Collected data
────────────────

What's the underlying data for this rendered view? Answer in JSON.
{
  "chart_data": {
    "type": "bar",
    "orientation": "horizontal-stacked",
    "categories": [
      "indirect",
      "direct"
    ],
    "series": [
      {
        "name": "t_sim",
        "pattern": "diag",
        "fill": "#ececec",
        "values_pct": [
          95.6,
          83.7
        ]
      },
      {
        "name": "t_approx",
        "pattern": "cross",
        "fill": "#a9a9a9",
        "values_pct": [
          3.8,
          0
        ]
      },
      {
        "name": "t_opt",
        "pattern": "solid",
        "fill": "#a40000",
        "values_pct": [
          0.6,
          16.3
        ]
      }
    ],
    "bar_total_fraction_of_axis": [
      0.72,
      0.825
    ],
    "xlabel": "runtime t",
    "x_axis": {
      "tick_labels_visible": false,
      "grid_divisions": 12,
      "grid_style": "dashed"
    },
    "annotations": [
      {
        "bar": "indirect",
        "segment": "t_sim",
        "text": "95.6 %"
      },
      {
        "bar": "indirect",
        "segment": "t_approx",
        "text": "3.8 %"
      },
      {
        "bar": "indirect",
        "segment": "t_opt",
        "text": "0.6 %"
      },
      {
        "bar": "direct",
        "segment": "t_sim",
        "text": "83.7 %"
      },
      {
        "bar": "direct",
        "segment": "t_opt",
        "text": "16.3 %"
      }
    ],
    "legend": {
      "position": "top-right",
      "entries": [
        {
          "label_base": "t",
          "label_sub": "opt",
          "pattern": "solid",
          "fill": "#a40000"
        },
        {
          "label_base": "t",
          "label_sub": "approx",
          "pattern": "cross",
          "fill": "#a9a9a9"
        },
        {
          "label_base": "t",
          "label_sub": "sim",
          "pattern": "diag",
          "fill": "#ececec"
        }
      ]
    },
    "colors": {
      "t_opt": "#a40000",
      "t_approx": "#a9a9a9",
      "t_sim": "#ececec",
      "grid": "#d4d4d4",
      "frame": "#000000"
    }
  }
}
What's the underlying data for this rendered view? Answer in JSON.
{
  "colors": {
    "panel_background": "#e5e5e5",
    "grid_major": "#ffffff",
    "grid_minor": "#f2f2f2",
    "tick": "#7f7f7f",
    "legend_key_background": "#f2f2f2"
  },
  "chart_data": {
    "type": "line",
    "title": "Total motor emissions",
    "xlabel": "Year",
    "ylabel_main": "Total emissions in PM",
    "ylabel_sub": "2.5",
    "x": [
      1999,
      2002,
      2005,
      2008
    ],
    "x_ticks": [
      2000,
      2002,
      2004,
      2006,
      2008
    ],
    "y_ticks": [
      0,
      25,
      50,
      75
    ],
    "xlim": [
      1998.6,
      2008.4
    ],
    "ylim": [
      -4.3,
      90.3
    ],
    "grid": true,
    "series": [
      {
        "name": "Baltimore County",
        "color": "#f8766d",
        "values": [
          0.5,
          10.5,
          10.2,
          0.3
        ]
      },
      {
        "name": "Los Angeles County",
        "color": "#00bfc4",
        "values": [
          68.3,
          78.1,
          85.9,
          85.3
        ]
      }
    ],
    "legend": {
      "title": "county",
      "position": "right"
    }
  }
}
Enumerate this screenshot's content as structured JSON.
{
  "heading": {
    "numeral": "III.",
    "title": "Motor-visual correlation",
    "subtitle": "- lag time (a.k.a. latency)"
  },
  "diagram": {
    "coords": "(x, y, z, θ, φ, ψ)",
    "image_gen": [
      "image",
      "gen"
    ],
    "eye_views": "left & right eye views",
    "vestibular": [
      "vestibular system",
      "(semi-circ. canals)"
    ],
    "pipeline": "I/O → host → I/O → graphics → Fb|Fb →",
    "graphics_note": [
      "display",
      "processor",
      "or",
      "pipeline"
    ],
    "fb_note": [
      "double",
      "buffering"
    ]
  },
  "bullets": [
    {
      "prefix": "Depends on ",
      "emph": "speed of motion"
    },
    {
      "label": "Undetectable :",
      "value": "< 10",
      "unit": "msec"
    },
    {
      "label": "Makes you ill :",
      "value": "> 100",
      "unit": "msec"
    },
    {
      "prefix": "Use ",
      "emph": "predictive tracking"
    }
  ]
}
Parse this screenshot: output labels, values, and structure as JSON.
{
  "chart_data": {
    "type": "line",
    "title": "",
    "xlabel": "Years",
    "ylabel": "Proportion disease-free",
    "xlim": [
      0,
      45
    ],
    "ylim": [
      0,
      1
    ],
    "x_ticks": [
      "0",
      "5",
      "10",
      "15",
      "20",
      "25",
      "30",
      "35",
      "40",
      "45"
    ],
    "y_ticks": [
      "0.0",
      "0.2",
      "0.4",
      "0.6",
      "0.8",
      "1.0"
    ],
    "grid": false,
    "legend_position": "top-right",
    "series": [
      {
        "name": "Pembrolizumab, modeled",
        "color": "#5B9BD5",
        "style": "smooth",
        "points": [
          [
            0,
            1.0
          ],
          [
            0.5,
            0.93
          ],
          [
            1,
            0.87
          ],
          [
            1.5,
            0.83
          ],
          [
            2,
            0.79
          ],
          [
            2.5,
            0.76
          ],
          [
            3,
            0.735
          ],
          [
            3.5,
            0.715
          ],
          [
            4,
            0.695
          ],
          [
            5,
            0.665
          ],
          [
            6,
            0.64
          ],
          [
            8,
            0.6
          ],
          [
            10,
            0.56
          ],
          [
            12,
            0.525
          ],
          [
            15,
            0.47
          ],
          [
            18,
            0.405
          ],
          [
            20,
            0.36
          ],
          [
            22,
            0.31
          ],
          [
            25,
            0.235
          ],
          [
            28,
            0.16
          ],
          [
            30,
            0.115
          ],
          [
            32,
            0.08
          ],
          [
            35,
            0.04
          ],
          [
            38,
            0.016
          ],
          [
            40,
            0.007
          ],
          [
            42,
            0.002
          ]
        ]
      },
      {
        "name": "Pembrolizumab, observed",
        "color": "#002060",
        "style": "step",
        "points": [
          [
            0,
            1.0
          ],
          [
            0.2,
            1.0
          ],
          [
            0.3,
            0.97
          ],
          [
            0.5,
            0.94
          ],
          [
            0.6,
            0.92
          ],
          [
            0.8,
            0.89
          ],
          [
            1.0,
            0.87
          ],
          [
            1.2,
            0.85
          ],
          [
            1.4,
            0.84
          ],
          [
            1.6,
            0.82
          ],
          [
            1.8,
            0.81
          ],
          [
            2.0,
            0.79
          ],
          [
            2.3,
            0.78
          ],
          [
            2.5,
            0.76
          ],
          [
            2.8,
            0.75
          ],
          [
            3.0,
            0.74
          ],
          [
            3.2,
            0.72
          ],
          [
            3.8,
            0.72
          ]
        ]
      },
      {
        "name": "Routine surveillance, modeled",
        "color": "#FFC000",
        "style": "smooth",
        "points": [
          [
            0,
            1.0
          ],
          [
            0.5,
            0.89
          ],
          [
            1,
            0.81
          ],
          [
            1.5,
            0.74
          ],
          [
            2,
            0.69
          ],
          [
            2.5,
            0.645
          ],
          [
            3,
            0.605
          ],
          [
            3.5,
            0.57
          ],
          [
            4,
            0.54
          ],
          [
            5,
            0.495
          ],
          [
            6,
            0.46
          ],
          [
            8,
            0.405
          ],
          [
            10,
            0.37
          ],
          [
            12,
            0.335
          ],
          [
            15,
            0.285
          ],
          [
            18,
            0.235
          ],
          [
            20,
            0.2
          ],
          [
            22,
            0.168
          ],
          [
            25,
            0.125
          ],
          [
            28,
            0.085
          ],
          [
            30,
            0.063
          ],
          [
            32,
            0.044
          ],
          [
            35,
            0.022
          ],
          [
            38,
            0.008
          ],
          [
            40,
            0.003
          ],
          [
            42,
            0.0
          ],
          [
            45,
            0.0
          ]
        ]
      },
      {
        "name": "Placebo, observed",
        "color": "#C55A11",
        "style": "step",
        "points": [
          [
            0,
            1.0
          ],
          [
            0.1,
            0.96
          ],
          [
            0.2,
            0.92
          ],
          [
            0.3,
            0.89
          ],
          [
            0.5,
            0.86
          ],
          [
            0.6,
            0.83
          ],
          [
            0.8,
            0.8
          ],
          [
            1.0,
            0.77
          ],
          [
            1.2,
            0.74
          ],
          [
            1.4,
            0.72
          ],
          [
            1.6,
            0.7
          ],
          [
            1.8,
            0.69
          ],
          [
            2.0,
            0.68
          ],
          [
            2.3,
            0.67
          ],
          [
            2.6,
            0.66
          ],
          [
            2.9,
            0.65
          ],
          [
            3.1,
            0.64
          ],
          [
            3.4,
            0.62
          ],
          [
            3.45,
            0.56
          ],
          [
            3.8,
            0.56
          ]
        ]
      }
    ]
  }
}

────────────────

Your answer should be a single number: how many lines of the material contain the word "name".

9